### REQUIRED TASKS
[1] Decide whether each statement below agrees with the Tsarlip Reserve excerpt. Answer yes or no for each, quoting the words from the excerpt that settle it.
(a) The Reserve's sewer and water system was built between 1984 and 1988.
(b) Arthur Cooper's development was connected to the Reserve's infrastructure facilities.
(c) The Band received a preliminary environmental screening report in May, 1996.
[2] Using the Tsarlip Reserve excerpt, answer these questions:
(a) About how many acres does the Tsarlip Reserve comprise?
(b) About how many manufactured homes were in Arthur Cooper's project?
(c) For about how long had the "Buckshee" arrangement for Cooper's project prevailed?
[3] Carry the Tsarlip Reserve excerpt forward from its last paragraph.

### PROVIDED TEXT
----

The Minister may lease for the benefit of any Indian, on application of that Indian for that purpose, the land of which the Indian is lawfully in possession without the land being designated.

Le Ministre peut louer au profit de tout Indien, à la demande de celui-ci, la terre dont ce dernier est en possession légitime sans que celle-ci soit désignée.

 

 

 

 

[5]        When the request was communicated to the Band Council, it reiterated its opposition and requested DIAND to have the development stopped and the existing homes removed from the Tsarlip Reserve.

 

[6]        A preliminary environmental screening report was provided to the Band in May, 1996.  It responded by letter to the Minister and officials of DIAND restating its opposition to the development and again requesting that the homes be removed.  Thereafter, correspondence was exchanged between officials of DIAND, the Minister and the Chief and Band Council suggesting the negotiation of an amicable solution.

 

[7]        The Tsarlip Reserve, comprising approximately 460 acres, has a sewer and water system constructed between 1984 and 1988 which is linked to facilities owned by the District of Central Saanich.  The Band's use of the sewage system is limited to 375 units pursuant to the existing agreement with the Provincial Minister and the District; 180 units on the Reserve had been connected.

 

[8]        During the course of a preliminary meeting between the respondents and the Band Council no formal approval was conveyed but it was acknowledged by the latter that it had little power to oppose the development since one Arthur Cooper, a member of the Band, had a similar project of some 70 manufactured homes which had been in existence under "Buckshee" agreements.  This status had prevailed for some 10 years and had been tolerated by the Council.  The Cooper development was not connected to the infrastructure facilities on the Reserve;  as a matter of fact, Mr. Cooper did not even have a lease from the Minister under subsection 58(3) though by Certificate of Possession he was in lawful possession of the lands in question.

 

[9]        During the next several months, while conducting environmental assessments, officials of DIAND continuously corresponded with the Band Council keeping it abreast of all developments and seeking its input.

----

### SOURCE MATERIAL
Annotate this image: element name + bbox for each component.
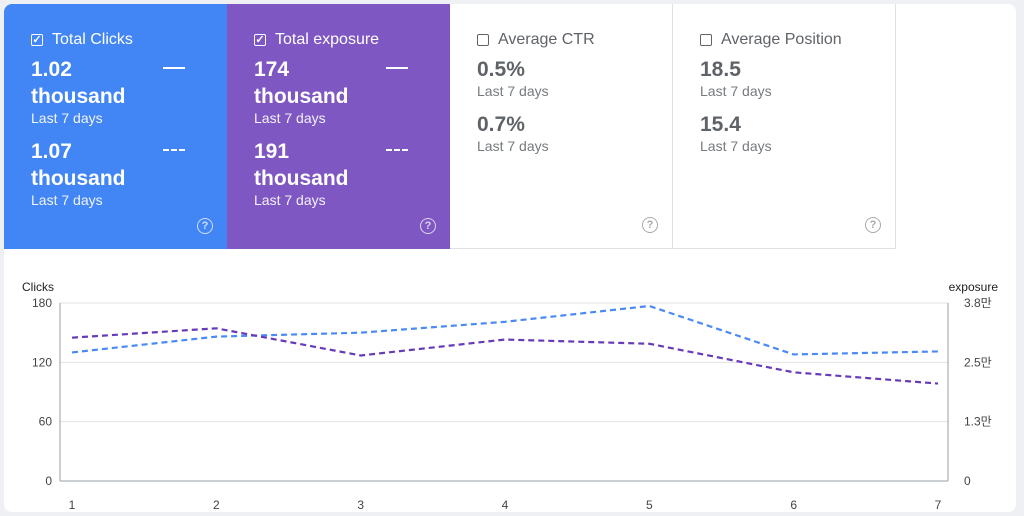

----

### RESULTS BY TASK
[1]
(a) Yes: "has a sewer and water system constructed between 1984 and 1988"
(b) No: "The Cooper development was not connected to the infrastructure facilities on the Reserve"
(c) Yes: "A preliminary environmental screening report was provided to the Band in May, 1996."

[2]
(a) Approximately 460 acres
(b) Some 70 manufactured homes
(c) Some 10 years

[3]
[10]      As a result of ongoing opposition, the manufactured homes that had already been connected to the Reserve sewage system were disconnected.  This situation created additional delays before the execution of a lease by the Minister who had to be satisfied with the environmental assessment as well as other requirements pertaining to the new  development.  Of particular concern was the installation of a self-contained sewage treatment plant which had to conform to all statutory and regulatory exigencies.  It was not until some time in 1997 that DIAND as well as Public Works Canada and Health Canada were satisfied with respect to the environmental assessment and compliance with the Indian Reserve Waste Disposal Regulations.

 

[11]      Due to the many consultations concerning the engineering and technical assessments, it was not until late January of 1997 that approval was given to the Respondents and the Intervenors.  Following the approval, certain lacunas were brought to the attention of DIAND by the Band Council, in particular concerns over storm water retention.  After these issues and concerns had been either addressed or corrected, a satisfactory engineering and technical report was prepared and forwarded to the Band Council. 

 

[12]      In April, 1997, DIAND finally gave its approval and a lease pursuant to subsection 58(3) of the Indian Act for lots 5 and 5A was executed in favour of the corporate respondent company, Clydesdale Estate Holdings Ltd.  The lease is retroactive to April 1, 1996 and terminates on the 30th day of September 1997.  It also provides that the Minister has the option to extend it for a further period of up to a total of 24 years and 11 months upon approval of a continued adequate sewer infrastructure as well as compliance with the environmental assessment.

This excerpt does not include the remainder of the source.